- Exercise -
Reproduce all the entries exactly.

Extracted records
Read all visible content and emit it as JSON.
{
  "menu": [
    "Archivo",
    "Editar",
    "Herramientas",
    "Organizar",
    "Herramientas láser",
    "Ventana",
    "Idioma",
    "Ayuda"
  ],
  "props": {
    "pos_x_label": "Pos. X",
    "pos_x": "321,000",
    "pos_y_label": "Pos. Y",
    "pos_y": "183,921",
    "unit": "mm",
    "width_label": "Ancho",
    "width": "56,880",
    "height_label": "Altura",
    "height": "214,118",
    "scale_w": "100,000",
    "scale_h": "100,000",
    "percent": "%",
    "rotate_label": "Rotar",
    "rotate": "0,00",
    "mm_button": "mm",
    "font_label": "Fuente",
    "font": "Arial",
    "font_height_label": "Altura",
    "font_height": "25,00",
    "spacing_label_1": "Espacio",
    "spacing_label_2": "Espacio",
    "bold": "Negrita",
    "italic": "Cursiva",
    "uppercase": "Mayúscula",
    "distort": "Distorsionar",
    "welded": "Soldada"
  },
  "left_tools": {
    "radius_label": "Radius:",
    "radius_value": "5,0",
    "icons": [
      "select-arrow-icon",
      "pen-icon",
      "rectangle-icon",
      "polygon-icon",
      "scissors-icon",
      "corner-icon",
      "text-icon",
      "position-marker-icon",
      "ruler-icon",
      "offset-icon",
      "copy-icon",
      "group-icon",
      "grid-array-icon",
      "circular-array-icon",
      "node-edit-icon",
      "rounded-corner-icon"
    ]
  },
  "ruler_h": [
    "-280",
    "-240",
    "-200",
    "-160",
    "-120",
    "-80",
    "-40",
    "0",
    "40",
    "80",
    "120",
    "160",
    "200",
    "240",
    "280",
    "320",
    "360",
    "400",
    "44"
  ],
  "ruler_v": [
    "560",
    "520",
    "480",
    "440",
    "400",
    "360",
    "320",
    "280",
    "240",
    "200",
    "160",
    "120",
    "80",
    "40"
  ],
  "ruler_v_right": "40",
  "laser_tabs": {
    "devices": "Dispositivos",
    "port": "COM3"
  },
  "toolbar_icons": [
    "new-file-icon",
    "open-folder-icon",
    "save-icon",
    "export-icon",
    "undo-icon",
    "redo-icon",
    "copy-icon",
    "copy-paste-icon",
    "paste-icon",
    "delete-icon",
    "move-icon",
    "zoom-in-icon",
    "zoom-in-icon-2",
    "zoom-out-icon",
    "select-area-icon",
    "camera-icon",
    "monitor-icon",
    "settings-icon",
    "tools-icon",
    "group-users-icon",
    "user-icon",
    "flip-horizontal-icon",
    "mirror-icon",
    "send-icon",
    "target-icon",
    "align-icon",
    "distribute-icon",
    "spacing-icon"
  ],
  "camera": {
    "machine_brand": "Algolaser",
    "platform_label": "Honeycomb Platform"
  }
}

- Answer in full -
Read all visible content and emit it as JSON.
{
  "menu": [
    "Archivo",
    "Editar",
    "Herramientas",
    "Organizar",
    "Herramientas láser",
    "Ventana",
    "Idioma",
    "Ayuda"
  ],
  "props": {
    "pos_x_label": "Pos. X",
    "pos_x": "321,000",
    "pos_y_label": "Pos. Y",
    "pos_y": "183,921",
    "unit": "mm",
    "width_label": "Ancho",
    "width": "56,880",
    "height_label": "Altura",
    "height": "214,118",
    "scale_w": "100,000",
    "scale_h": "100,000",
    "percent": "%",
    "rotate_label": "Rotar",
    "rotate": "0,00",
    "mm_button": "mm",
    "font_label": "Fuente",
    "font": "Arial",
    "font_height_label": "Altura",
    "font_height": "25,00",
    "spacing_label_1": "Espacio",
    "spacing_label_2": "Espacio",
    "bold": "Negrita",
    "italic": "Cursiva",
    "uppercase": "Mayúscula",
    "distort": "Distorsionar",
    "welded": "Soldada"
  },
  "left_tools": {
    "radius_label": "Radius:",
    "radius_value": "5,0",
    "icons": [
      "select-arrow-icon",
      "pen-icon",
      "rectangle-icon",
      "polygon-icon",
      "scissors-icon",
      "corner-icon",
      "text-icon",
      "position-marker-icon",
      "ruler-icon",
      "offset-icon",
      "copy-icon",
      "group-icon",
      "grid-array-icon",
      "circular-array-icon",
      "node-edit-icon",
      "rounded-corner-icon"
    ]
  },
  "ruler_h": [
    "-280",
    "-240",
    "-200",
    "-160",
    "-120",
    "-80",
    "-40",
    "0",
    "40",
    "80",
    "120",
    "160",
    "200",
    "240",
    "280",
    "320",
    "360",
    "400",
    "44"
  ],
  "ruler_v": [
    "560",
    "520",
    "480",
    "440",
    "400",
    "360",
    "320",
    "280",
    "240",
    "200",
    "160",
    "120",
    "80",
    "40"
  ],
  "ruler_v_right": "40",
  "laser_tabs": {
    "devices": "Dispositivos",
    "port": "COM3"
  },
  "toolbar_icons": [
    "new-file-icon",
    "open-folder-icon",
    "save-icon",
    "export-icon",
    "undo-icon",
    "redo-icon",
    "copy-icon",
    "copy-paste-icon",
    "paste-icon",
    "delete-icon",
    "move-icon",
    "zoom-in-icon",
    "zoom-in-icon-2",
    "zoom-out-icon",
    "select-area-icon",
    "camera-icon",
    "monitor-icon",
    "settings-icon",
    "tools-icon",
    "group-users-icon",
    "user-icon",
    "flip-horizontal-icon",
    "mirror-icon",
    "send-icon",
    "target-icon",
    "align-icon",
    "distribute-icon",
    "spacing-icon"
  ],
  "camera": {
    "machine_brand": "Algolaser",
    "platform_label": "Honeycomb Platform"
  }
}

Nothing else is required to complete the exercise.